▶ [TASK TO CARRY OUT]:
Reprint every entry, character for character.

--- RECORDED INFORMATION Enclosed Below ---

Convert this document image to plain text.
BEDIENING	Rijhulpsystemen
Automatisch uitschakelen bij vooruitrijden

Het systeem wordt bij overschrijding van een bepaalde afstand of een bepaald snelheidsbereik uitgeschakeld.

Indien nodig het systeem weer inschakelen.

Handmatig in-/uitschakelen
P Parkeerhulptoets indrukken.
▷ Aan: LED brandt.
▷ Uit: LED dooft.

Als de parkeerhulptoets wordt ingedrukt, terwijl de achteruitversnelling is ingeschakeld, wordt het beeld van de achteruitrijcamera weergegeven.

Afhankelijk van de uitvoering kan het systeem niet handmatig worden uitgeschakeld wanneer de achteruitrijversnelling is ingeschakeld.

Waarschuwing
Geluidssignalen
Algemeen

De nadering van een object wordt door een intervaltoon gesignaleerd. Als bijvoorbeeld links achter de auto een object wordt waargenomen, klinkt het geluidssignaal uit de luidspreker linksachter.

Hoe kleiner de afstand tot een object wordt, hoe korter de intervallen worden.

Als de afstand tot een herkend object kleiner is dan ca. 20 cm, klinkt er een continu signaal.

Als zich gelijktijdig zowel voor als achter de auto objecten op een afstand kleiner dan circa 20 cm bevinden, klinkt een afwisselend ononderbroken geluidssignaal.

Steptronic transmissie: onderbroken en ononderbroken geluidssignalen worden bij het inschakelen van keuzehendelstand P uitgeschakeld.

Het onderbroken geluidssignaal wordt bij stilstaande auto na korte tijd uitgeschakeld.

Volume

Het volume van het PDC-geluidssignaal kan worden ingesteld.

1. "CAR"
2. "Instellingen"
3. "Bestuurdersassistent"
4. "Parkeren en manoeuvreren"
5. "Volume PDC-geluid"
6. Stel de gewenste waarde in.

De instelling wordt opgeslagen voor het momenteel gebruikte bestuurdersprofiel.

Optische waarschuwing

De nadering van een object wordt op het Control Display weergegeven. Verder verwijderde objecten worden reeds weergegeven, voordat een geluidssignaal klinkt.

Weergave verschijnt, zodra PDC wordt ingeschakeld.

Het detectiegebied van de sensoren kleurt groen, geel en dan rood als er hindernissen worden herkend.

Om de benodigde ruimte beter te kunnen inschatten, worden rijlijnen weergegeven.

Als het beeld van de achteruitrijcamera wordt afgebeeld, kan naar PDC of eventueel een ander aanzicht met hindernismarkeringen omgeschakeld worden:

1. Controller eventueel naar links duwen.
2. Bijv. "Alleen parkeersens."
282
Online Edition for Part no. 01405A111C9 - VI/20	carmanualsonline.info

--- End of Enclosed RECORDED INFORMATION ---

▶ [OUTPUT OF THE EXERCISE]:
Convert this document image to plain text.
BEDIENING	Rijhulpsystemen
Automatisch uitschakelen bij vooruitrijden

Het systeem wordt bij overschrijding van een bepaalde afstand of een bepaald snelheidsbereik uitgeschakeld.

Indien nodig het systeem weer inschakelen.

Handmatig in-/uitschakelen
P Parkeerhulptoets indrukken.
▷ Aan: LED brandt.
▷ Uit: LED dooft.

Als de parkeerhulptoets wordt ingedrukt, terwijl de achteruitversnelling is ingeschakeld, wordt het beeld van de achteruitrijcamera weergegeven.

Afhankelijk van de uitvoering kan het systeem niet handmatig worden uitgeschakeld wanneer de achteruitrijversnelling is ingeschakeld.

Waarschuwing
Geluidssignalen
Algemeen

De nadering van een object wordt door een intervaltoon gesignaleerd. Als bijvoorbeeld links achter de auto een object wordt waargenomen, klinkt het geluidssignaal uit de luidspreker linksachter.

Hoe kleiner de afstand tot een object wordt, hoe korter de intervallen worden.

Als de afstand tot een herkend object kleiner is dan ca. 20 cm, klinkt er een continu signaal.

Als zich gelijktijdig zowel voor als achter de auto objecten op een afstand kleiner dan circa 20 cm bevinden, klinkt een afwisselend ononderbroken geluidssignaal.

Steptronic transmissie: onderbroken en ononderbroken geluidssignalen worden bij het inschakelen van keuzehendelstand P uitgeschakeld.

Het onderbroken geluidssignaal wordt bij stilstaande auto na korte tijd uitgeschakeld.

Volume

Het volume van het PDC-geluidssignaal kan worden ingesteld.

1. "CAR"
2. "Instellingen"
3. "Bestuurdersassistent"
4. "Parkeren en manoeuvreren"
5. "Volume PDC-geluid"
6. Stel de gewenste waarde in.

De instelling wordt opgeslagen voor het momenteel gebruikte bestuurdersprofiel.

Optische waarschuwing

De nadering van een object wordt op het Control Display weergegeven. Verder verwijderde objecten worden reeds weergegeven, voordat een geluidssignaal klinkt.

Weergave verschijnt, zodra PDC wordt ingeschakeld.

Het detectiegebied van de sensoren kleurt groen, geel en dan rood als er hindernissen worden herkend.

Om de benodigde ruimte beter te kunnen inschatten, worden rijlijnen weergegeven.

Als het beeld van de achteruitrijcamera wordt afgebeeld, kan naar PDC of eventueel een ander aanzicht met hindernismarkeringen omgeschakeld worden:

1. Controller eventueel naar links duwen.
2. Bijv. "Alleen parkeersens."
282
Online Edition for Part no. 01405A111C9 - VI/20	carmanualsonline.info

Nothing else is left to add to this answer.